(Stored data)
________________________________________

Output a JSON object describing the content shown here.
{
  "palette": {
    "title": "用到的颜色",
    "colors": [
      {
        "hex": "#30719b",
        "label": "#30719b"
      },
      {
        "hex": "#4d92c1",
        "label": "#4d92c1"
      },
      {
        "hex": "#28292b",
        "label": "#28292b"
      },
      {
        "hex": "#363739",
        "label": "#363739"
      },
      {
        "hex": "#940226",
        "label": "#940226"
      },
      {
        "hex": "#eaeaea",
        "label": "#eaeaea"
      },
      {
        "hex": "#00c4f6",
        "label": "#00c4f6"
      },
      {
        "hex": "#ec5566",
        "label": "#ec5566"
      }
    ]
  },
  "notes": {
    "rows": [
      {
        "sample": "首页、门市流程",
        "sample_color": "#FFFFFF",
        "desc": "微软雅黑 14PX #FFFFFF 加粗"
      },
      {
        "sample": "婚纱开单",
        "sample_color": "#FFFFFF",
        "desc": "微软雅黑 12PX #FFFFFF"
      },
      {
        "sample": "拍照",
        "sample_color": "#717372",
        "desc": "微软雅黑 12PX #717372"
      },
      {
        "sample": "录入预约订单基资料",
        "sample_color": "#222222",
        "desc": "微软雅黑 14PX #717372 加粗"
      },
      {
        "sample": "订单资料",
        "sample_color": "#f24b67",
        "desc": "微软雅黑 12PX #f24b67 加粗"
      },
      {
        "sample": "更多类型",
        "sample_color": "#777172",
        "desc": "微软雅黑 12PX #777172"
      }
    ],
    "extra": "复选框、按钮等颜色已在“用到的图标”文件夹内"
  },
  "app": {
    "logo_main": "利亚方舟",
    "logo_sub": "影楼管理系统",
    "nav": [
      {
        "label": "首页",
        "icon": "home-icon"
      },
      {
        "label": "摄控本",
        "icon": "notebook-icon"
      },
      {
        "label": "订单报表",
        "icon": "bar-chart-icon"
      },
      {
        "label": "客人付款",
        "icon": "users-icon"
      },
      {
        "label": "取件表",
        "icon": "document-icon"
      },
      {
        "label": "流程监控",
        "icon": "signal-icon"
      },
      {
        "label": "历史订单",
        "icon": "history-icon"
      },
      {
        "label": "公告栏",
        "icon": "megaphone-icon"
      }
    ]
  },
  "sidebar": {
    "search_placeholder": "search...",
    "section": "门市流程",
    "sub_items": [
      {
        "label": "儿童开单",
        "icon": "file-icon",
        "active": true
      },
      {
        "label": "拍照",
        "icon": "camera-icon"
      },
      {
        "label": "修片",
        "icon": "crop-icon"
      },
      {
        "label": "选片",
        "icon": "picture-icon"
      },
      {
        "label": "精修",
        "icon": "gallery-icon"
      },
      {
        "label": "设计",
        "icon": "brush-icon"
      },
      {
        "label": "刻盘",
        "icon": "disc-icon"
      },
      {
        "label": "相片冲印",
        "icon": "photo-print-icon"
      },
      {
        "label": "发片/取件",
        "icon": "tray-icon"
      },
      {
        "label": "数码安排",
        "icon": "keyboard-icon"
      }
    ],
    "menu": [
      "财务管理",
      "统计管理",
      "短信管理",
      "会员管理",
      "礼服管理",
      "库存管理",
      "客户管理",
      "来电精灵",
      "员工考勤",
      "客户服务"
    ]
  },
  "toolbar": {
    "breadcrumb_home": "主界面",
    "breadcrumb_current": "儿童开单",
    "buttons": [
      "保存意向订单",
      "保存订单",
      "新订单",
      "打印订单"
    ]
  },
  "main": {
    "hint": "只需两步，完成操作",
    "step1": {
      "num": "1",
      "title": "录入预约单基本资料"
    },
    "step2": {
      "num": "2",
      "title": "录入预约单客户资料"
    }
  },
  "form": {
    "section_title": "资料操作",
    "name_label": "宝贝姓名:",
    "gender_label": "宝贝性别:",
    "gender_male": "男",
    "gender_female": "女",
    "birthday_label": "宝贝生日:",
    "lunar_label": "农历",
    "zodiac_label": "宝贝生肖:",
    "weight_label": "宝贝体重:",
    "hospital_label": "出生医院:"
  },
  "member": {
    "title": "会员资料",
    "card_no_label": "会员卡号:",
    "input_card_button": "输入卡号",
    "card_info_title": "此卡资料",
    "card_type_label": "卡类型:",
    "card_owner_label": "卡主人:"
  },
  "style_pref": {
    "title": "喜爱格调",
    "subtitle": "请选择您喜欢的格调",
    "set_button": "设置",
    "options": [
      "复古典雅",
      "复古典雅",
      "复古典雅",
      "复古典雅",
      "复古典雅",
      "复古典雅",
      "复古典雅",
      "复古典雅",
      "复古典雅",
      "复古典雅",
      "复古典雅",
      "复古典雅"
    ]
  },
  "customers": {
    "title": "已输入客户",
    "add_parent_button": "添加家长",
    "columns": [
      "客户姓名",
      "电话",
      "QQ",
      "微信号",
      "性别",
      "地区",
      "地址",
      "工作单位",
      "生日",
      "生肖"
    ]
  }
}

________________________________________

◆ **WHAT YOU SHOULD DO**: Extract each record, keeping it identical to the original.

◆ **FINISHED ANSWER**:
Output a JSON object describing the content shown here.
{
  "palette": {
    "title": "用到的颜色",
    "colors": [
      {
        "hex": "#30719b",
        "label": "#30719b"
      },
      {
        "hex": "#4d92c1",
        "label": "#4d92c1"
      },
      {
        "hex": "#28292b",
        "label": "#28292b"
      },
      {
        "hex": "#363739",
        "label": "#363739"
      },
      {
        "hex": "#940226",
        "label": "#940226"
      },
      {
        "hex": "#eaeaea",
        "label": "#eaeaea"
      },
      {
        "hex": "#00c4f6",
        "label": "#00c4f6"
      },
      {
        "hex": "#ec5566",
        "label": "#ec5566"
      }
    ]
  },
  "notes": {
    "rows": [
      {
        "sample": "首页、门市流程",
        "sample_color": "#FFFFFF",
        "desc": "微软雅黑 14PX #FFFFFF 加粗"
      },
      {
        "sample": "婚纱开单",
        "sample_color": "#FFFFFF",
        "desc": "微软雅黑 12PX #FFFFFF"
      },
      {
        "sample": "拍照",
        "sample_color": "#717372",
        "desc": "微软雅黑 12PX #717372"
      },
      {
        "sample": "录入预约订单基资料",
        "sample_color": "#222222",
        "desc": "微软雅黑 14PX #717372 加粗"
      },
      {
        "sample": "订单资料",
        "sample_color": "#f24b67",
        "desc": "微软雅黑 12PX #f24b67 加粗"
      },
      {
        "sample": "更多类型",
        "sample_color": "#777172",
        "desc": "微软雅黑 12PX #777172"
      }
    ],
    "extra": "复选框、按钮等颜色已在“用到的图标”文件夹内"
  },
  "app": {
    "logo_main": "利亚方舟",
    "logo_sub": "影楼管理系统",
    "nav": [
      {
        "label": "首页",
        "icon": "home-icon"
      },
      {
        "label": "摄控本",
        "icon": "notebook-icon"
      },
      {
        "label": "订单报表",
        "icon": "bar-chart-icon"
      },
      {
        "label": "客人付款",
        "icon": "users-icon"
      },
      {
        "label": "取件表",
        "icon": "document-icon"
      },
      {
        "label": "流程监控",
        "icon": "signal-icon"
      },
      {
        "label": "历史订单",
        "icon": "history-icon"
      },
      {
        "label": "公告栏",
        "icon": "megaphone-icon"
      }
    ]
  },
  "sidebar": {
    "search_placeholder": "search...",
    "section": "门市流程",
    "sub_items": [
      {
        "label": "儿童开单",
        "icon": "file-icon",
        "active": true
      },
      {
        "label": "拍照",
        "icon": "camera-icon"
      },
      {
        "label": "修片",
        "icon": "crop-icon"
      },
      {
        "label": "选片",
        "icon": "picture-icon"
      },
      {
        "label": "精修",
        "icon": "gallery-icon"
      },
      {
        "label": "设计",
        "icon": "brush-icon"
      },
      {
        "label": "刻盘",
        "icon": "disc-icon"
      },
      {
        "label": "相片冲印",
        "icon": "photo-print-icon"
      },
      {
        "label": "发片/取件",
        "icon": "tray-icon"
      },
      {
        "label": "数码安排",
        "icon": "keyboard-icon"
      }
    ],
    "menu": [
      "财务管理",
      "统计管理",
      "短信管理",
      "会员管理",
      "礼服管理",
      "库存管理",
      "客户管理",
      "来电精灵",
      "员工考勤",
      "客户服务"
    ]
  },
  "toolbar": {
    "breadcrumb_home": "主界面",
    "breadcrumb_current": "儿童开单",
    "buttons": [
      "保存意向订单",
      "保存订单",
      "新订单",
      "打印订单"
    ]
  },
  "main": {
    "hint": "只需两步，完成操作",
    "step1": {
      "num": "1",
      "title": "录入预约单基本资料"
    },
    "step2": {
      "num": "2",
      "title": "录入预约单客户资料"
    }
  },
  "form": {
    "section_title": "资料操作",
    "name_label": "宝贝姓名:",
    "gender_label": "宝贝性别:",
    "gender_male": "男",
    "gender_female": "女",
    "birthday_label": "宝贝生日:",
    "lunar_label": "农历",
    "zodiac_label": "宝贝生肖:",
    "weight_label": "宝贝体重:",
    "hospital_label": "出生医院:"
  },
  "member": {
    "title": "会员资料",
    "card_no_label": "会员卡号:",
    "input_card_button": "输入卡号",
    "card_info_title": "此卡资料",
    "card_type_label": "卡类型:",
    "card_owner_label": "卡主人:"
  },
  "style_pref": {
    "title": "喜爱格调",
    "subtitle": "请选择您喜欢的格调",
    "set_button": "设置",
    "options": [
      "复古典雅",
      "复古典雅",
      "复古典雅",
      "复古典雅",
      "复古典雅",
      "复古典雅",
      "复古典雅",
      "复古典雅",
      "复古典雅",
      "复古典雅",
      "复古典雅",
      "复古典雅"
    ]
  },
  "customers": {
    "title": "已输入客户",
    "add_parent_button": "添加家长",
    "columns": [
      "客户姓名",
      "电话",
      "QQ",
      "微信号",
      "性别",
      "地区",
      "地址",
      "工作单位",
      "生日",
      "生肖"
    ]
  }
}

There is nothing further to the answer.